**SHORT PROBLEM**
Transcribe each entry below exactly. Pictures do not go in the copy.

####

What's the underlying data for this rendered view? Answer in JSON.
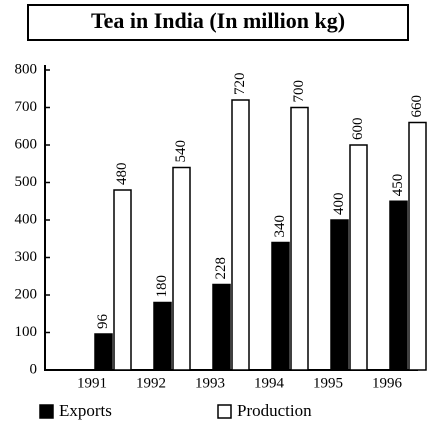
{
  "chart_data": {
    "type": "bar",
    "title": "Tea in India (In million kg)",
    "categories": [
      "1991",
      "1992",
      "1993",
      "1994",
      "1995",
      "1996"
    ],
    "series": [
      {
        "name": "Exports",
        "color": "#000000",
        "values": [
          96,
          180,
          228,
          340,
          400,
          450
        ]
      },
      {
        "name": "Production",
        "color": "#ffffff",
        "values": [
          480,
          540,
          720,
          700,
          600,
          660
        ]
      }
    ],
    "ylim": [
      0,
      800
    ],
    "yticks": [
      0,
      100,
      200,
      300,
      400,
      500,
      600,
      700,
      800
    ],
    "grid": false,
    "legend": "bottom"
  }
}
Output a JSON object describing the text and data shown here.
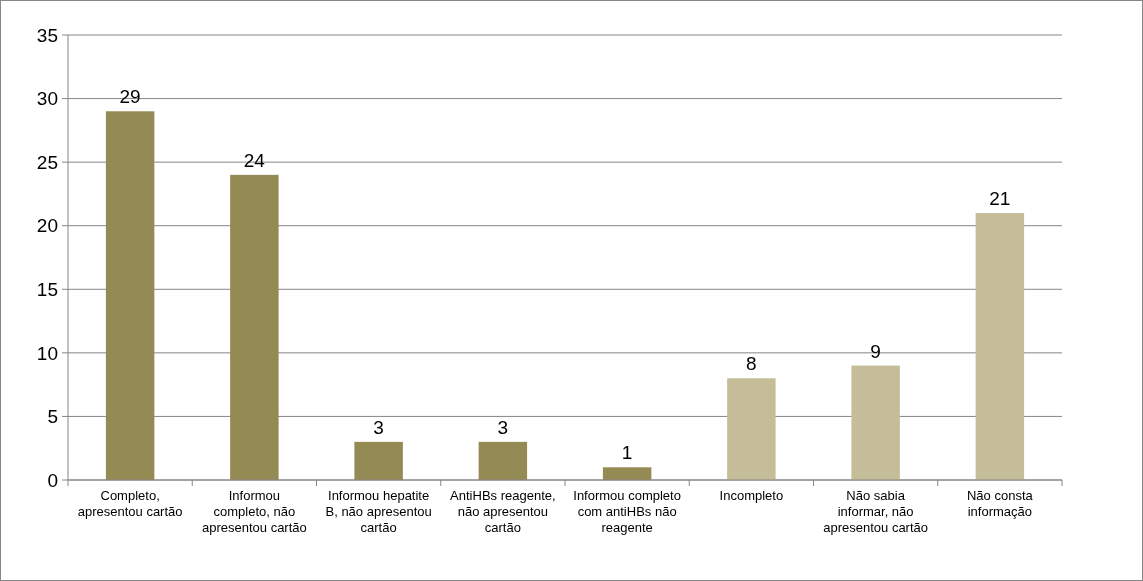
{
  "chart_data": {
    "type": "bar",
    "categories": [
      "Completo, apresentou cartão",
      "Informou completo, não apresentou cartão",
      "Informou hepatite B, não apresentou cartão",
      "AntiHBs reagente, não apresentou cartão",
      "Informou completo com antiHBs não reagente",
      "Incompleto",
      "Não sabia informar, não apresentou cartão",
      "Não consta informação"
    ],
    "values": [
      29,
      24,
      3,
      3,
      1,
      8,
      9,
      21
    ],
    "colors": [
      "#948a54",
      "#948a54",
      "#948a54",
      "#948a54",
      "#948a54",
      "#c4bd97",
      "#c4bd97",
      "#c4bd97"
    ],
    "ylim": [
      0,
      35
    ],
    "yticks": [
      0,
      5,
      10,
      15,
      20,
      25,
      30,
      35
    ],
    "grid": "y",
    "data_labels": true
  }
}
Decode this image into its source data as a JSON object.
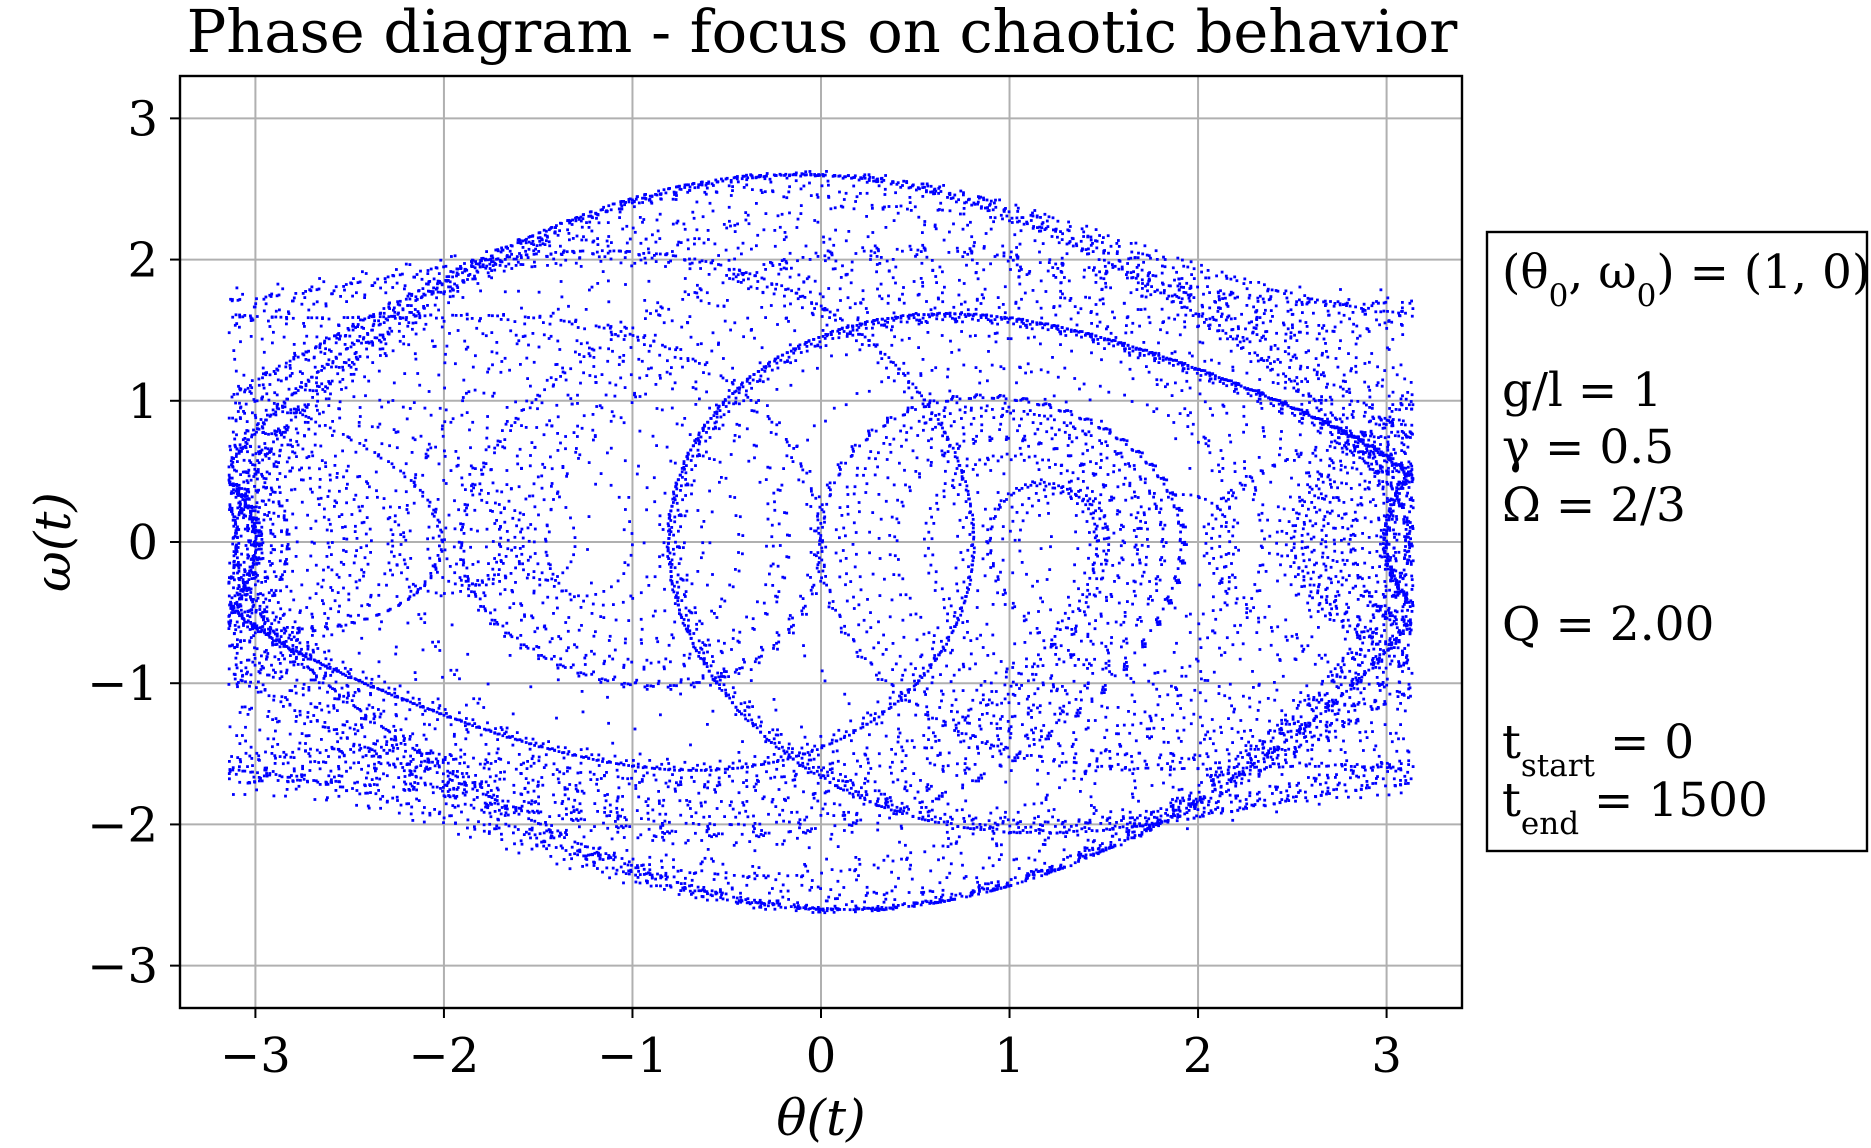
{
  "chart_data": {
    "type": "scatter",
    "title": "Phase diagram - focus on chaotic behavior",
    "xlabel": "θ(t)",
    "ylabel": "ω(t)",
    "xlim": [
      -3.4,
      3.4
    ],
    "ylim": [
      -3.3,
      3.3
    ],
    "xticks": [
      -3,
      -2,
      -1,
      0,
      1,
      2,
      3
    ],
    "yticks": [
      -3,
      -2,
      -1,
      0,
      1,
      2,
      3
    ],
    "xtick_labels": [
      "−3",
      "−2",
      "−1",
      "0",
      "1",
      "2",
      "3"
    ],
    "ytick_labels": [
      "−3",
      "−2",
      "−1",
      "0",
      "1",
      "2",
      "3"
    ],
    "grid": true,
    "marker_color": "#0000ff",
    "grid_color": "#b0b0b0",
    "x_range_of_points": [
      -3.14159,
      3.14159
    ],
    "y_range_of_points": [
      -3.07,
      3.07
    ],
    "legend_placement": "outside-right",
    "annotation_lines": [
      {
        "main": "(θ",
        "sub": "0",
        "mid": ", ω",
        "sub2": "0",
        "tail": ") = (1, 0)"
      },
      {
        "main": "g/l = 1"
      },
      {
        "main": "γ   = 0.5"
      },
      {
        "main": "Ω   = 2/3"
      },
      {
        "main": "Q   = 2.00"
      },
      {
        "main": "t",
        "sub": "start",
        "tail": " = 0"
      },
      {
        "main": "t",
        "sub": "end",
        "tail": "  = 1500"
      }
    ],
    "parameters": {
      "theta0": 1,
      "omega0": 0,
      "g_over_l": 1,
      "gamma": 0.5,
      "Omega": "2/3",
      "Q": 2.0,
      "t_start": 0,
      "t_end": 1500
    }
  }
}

####

**RESPONSE BELOW**
What's the underlying data for this rendered view? Answer in JSON.
{
  "chart_data": {
    "type": "bar",
    "title": "Tea in India (In million kg)",
    "categories": [
      "1991",
      "1992",
      "1993",
      "1994",
      "1995",
      "1996"
    ],
    "series": [
      {
        "name": "Exports",
        "color": "#000000",
        "values": [
          96,
          180,
          228,
          340,
          400,
          450
        ]
      },
      {
        "name": "Production",
        "color": "#ffffff",
        "values": [
          480,
          540,
          720,
          700,
          600,
          660
        ]
      }
    ],
    "ylim": [
      0,
      800
    ],
    "yticks": [
      0,
      100,
      200,
      300,
      400,
      500,
      600,
      700,
      800
    ],
    "grid": false,
    "legend": "bottom"
  }
}
Output a JSON object describing the text and data shown here.
{
  "chart_data": {
    "type": "bar",
    "categories": [
      "Completo, apresentou cartão",
      "Informou completo, não apresentou cartão",
      "Informou hepatite B, não apresentou cartão",
      "AntiHBs reagente, não apresentou cartão",
      "Informou completo com antiHBs não reagente",
      "Incompleto",
      "Não sabia informar, não apresentou cartão",
      "Não consta informação"
    ],
    "values": [
      29,
      24,
      3,
      3,
      1,
      8,
      9,
      21
    ],
    "colors": [
      "#948a54",
      "#948a54",
      "#948a54",
      "#948a54",
      "#948a54",
      "#c4bd97",
      "#c4bd97",
      "#c4bd97"
    ],
    "ylim": [
      0,
      35
    ],
    "yticks": [
      0,
      5,
      10,
      15,
      20,
      25,
      30,
      35
    ],
    "grid": "y",
    "data_labels": true
  }
}
Decode this image into its source data as a JSON object.
{
  "chart_data": {
    "type": "scatter",
    "title": "Phase diagram - focus on chaotic behavior",
    "xlabel": "θ(t)",
    "ylabel": "ω(t)",
    "xlim": [
      -3.4,
      3.4
    ],
    "ylim": [
      -3.3,
      3.3
    ],
    "xticks": [
      -3,
      -2,
      -1,
      0,
      1,
      2,
      3
    ],
    "yticks": [
      -3,
      -2,
      -1,
      0,
      1,
      2,
      3
    ],
    "xtick_labels": [
      "−3",
      "−2",
      "−1",
      "0",
      "1",
      "2",
      "3"
    ],
    "ytick_labels": [
      "−3",
      "−2",
      "−1",
      "0",
      "1",
      "2",
      "3"
    ],
    "grid": true,
    "marker_color": "#0000ff",
    "grid_color": "#b0b0b0",
    "x_range_of_points": [
      -3.14159,
      3.14159
    ],
    "y_range_of_points": [
      -3.07,
      3.07
    ],
    "legend_placement": "outside-right",
    "annotation_lines": [
      {
        "main": "(θ",
        "sub": "0",
        "mid": ", ω",
        "sub2": "0",
        "tail": ") = (1, 0)"
      },
      {
        "main": "g/l = 1"
      },
      {
        "main": "γ   = 0.5"
      },
      {
        "main": "Ω   = 2/3"
      },
      {
        "main": "Q   = 2.00"
      },
      {
        "main": "t",
        "sub": "start",
        "tail": " = 0"
      },
      {
        "main": "t",
        "sub": "end",
        "tail": "  = 1500"
      }
    ],
    "parameters": {
      "theta0": 1,
      "omega0": 0,
      "g_over_l": 1,
      "gamma": 0.5,
      "Omega": "2/3",
      "Q": 2.0,
      "t_start": 0,
      "t_end": 1500
    }
  }
}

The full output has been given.